■ **Directions**: Find and copy lines holding "ECMWF".

■ **Provided information**:
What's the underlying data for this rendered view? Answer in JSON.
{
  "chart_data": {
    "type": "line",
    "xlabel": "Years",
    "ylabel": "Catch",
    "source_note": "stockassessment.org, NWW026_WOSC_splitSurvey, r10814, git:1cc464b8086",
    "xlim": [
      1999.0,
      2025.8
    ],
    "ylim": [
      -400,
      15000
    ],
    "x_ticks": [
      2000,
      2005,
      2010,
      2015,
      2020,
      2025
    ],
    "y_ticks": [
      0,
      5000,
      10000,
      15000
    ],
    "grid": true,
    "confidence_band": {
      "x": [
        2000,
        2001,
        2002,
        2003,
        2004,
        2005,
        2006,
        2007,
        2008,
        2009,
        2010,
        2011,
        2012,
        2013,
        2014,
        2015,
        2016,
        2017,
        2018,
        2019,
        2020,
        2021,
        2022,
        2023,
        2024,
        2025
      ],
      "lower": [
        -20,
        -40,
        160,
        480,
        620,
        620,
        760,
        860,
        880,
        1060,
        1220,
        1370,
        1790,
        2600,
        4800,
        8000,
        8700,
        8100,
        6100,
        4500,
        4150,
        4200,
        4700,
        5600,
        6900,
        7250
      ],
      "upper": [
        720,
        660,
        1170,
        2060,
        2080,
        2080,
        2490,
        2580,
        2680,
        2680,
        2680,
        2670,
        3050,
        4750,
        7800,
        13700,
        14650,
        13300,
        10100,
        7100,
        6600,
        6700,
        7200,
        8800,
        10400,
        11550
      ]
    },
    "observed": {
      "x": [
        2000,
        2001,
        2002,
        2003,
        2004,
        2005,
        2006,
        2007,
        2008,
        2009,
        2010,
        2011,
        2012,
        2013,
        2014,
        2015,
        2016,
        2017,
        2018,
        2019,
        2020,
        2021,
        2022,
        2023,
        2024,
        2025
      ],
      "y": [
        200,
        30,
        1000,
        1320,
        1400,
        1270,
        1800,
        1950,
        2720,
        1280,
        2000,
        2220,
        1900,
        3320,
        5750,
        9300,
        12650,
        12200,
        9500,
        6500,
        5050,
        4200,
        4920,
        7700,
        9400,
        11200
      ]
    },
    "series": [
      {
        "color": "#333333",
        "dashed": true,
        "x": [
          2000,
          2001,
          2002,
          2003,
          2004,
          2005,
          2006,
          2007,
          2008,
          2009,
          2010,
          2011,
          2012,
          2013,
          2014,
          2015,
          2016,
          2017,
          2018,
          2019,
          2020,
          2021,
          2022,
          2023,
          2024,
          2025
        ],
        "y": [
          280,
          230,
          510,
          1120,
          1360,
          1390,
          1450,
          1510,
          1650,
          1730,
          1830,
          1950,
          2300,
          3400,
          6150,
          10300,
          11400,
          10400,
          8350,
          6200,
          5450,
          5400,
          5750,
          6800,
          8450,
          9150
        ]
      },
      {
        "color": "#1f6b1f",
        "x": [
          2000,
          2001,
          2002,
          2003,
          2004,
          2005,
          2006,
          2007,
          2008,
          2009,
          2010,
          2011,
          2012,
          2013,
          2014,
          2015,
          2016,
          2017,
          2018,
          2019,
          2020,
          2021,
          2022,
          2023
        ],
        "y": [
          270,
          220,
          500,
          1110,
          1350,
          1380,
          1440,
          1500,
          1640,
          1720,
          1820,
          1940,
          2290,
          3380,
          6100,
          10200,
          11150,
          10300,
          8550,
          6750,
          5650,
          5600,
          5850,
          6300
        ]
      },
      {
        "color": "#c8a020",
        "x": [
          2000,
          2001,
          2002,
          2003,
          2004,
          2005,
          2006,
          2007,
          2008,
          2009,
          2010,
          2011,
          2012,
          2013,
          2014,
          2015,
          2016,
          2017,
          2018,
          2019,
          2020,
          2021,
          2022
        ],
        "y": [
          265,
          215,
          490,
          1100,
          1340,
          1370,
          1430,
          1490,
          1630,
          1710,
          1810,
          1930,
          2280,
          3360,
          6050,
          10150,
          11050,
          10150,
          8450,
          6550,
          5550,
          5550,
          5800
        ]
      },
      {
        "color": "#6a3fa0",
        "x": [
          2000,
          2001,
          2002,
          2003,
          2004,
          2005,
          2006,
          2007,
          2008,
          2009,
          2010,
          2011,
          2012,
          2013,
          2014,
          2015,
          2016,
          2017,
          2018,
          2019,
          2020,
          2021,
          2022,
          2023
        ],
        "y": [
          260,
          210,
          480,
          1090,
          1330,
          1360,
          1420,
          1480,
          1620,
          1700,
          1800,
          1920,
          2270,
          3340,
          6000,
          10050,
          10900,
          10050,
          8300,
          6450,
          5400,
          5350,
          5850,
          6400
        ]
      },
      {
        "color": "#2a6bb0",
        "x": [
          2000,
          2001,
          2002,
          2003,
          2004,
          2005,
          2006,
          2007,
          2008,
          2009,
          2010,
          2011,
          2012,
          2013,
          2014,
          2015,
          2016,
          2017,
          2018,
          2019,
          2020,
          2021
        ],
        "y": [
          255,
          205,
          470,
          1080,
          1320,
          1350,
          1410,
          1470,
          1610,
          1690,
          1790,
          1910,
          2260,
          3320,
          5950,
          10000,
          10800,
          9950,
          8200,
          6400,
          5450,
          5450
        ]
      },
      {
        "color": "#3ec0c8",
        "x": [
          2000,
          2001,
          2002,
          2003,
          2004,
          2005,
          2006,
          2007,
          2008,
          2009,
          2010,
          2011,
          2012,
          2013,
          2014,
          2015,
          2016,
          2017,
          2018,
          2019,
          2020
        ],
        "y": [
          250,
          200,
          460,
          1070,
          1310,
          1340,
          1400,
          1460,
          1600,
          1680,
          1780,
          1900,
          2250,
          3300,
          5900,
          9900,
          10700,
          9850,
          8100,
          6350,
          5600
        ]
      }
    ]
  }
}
--
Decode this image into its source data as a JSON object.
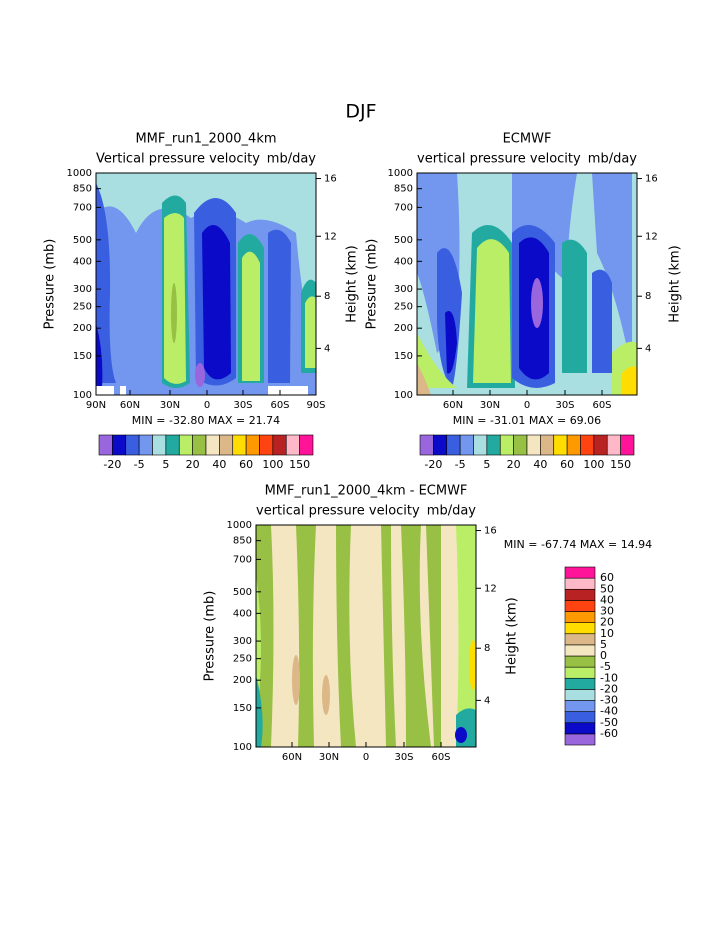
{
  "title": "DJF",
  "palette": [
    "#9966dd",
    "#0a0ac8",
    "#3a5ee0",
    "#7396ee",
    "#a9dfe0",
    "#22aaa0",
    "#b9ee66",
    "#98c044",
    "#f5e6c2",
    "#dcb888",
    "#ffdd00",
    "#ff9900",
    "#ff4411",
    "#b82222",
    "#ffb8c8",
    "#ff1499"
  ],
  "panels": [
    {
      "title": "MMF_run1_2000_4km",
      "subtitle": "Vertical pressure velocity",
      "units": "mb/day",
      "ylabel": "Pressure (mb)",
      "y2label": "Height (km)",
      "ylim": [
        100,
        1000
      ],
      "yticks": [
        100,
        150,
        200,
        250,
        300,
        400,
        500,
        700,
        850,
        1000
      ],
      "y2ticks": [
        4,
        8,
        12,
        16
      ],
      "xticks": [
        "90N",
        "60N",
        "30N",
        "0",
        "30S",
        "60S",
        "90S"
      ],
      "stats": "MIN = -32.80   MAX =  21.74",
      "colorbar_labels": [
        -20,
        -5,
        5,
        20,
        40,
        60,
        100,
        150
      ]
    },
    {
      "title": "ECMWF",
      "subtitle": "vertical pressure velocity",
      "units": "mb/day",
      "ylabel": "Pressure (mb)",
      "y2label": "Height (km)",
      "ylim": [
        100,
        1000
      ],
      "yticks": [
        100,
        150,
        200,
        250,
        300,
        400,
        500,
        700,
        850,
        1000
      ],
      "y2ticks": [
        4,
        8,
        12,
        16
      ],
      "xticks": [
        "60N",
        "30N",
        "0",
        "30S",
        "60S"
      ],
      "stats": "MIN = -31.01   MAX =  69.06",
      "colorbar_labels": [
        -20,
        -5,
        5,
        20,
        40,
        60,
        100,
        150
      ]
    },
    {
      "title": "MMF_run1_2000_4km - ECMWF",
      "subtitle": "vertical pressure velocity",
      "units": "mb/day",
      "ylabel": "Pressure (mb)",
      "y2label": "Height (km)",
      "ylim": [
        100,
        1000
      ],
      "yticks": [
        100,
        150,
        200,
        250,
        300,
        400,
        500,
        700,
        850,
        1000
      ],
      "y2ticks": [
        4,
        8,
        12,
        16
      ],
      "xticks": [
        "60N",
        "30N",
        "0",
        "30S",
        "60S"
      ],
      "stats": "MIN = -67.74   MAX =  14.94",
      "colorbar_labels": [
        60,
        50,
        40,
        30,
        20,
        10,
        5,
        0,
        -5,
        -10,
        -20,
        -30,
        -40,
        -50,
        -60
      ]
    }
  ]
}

■ **Written reply**:
      "title": "ECMWF",
      "title": "MMF_run1_2000_4km - ECMWF",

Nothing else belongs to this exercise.